* Begin PROVIDED MATERIAL *

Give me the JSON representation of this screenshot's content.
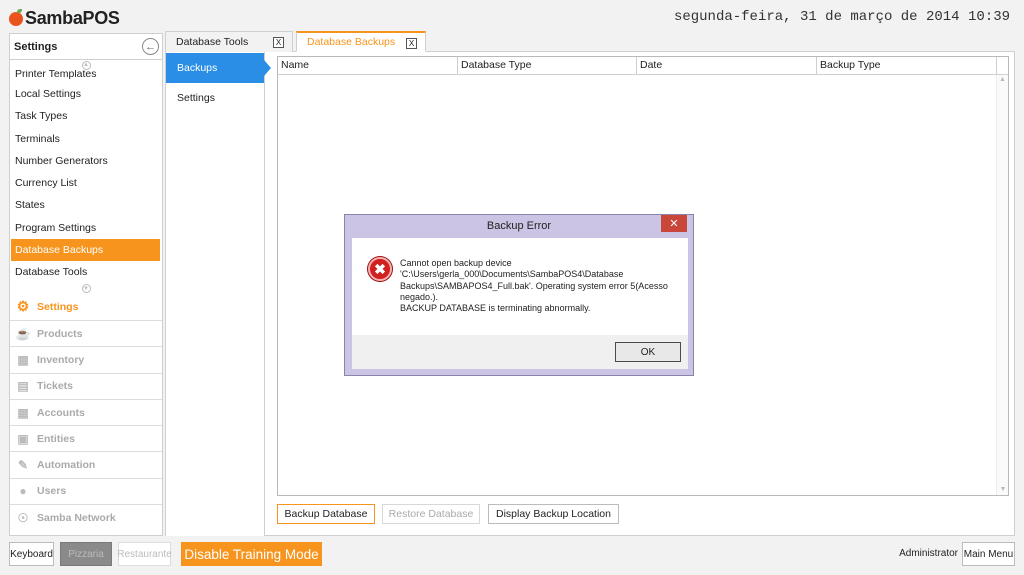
{
  "app": {
    "name": "SambaPOS",
    "datetime": "segunda-feira, 31 de março de 2014 10:39"
  },
  "sidebar": {
    "title": "Settings",
    "items": [
      {
        "label": "Printer Templates"
      },
      {
        "label": "Local Settings"
      },
      {
        "label": "Task Types"
      },
      {
        "label": "Terminals"
      },
      {
        "label": "Number Generators"
      },
      {
        "label": "Currency List"
      },
      {
        "label": "States"
      },
      {
        "label": "Program Settings"
      },
      {
        "label": "Database Backups",
        "active": true
      },
      {
        "label": "Database Tools"
      }
    ],
    "sections": [
      {
        "label": "Settings",
        "icon": "gear-icon",
        "active": true
      },
      {
        "label": "Products",
        "icon": "cup-icon"
      },
      {
        "label": "Inventory",
        "icon": "inventory-icon"
      },
      {
        "label": "Tickets",
        "icon": "tickets-icon"
      },
      {
        "label": "Accounts",
        "icon": "calculator-icon"
      },
      {
        "label": "Entities",
        "icon": "entities-icon"
      },
      {
        "label": "Automation",
        "icon": "pencil-icon"
      },
      {
        "label": "Users",
        "icon": "user-icon"
      },
      {
        "label": "Samba Network",
        "icon": "globe-icon"
      }
    ]
  },
  "tabs": [
    {
      "label": "Database Tools",
      "close": "X"
    },
    {
      "label": "Database Backups",
      "close": "X",
      "active": true
    }
  ],
  "subnav": [
    {
      "label": "Backups",
      "active": true
    },
    {
      "label": "Settings"
    }
  ],
  "grid": {
    "columns": [
      "Name",
      "Database Type",
      "Date",
      "Backup Type"
    ],
    "rows": []
  },
  "actions": {
    "backup": "Backup Database",
    "restore": "Restore Database",
    "display_location": "Display Backup Location"
  },
  "bottom": {
    "keyboard": "Keyboard",
    "pizzaria": "Pizzaria",
    "restaurante": "Restaurante",
    "training": "Disable Training Mode",
    "user": "Administrator",
    "main_menu": "Main Menu"
  },
  "dialog": {
    "title": "Backup Error",
    "close": "✕",
    "lines": [
      "Cannot open backup device",
      "'C:\\Users\\gerla_000\\Documents\\SambaPOS4\\Database",
      "Backups\\SAMBAPOS4_Full.bak'. Operating system error 5(Acesso",
      "negado.).",
      "BACKUP DATABASE is terminating abnormally."
    ],
    "ok": "OK"
  },
  "colors": {
    "accent": "#f7941d",
    "selection": "#2a8ee6",
    "error": "#d02020"
  }
}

* End PROVIDED MATERIAL *

**SHORT TASK:**
Look through the records and gather each line with the word "Settings".

**EXPECTED ANSWER:**
    "title": "Settings",
        "label": "Local Settings"
        "label": "Program Settings"
        "label": "Settings",
      "label": "Settings"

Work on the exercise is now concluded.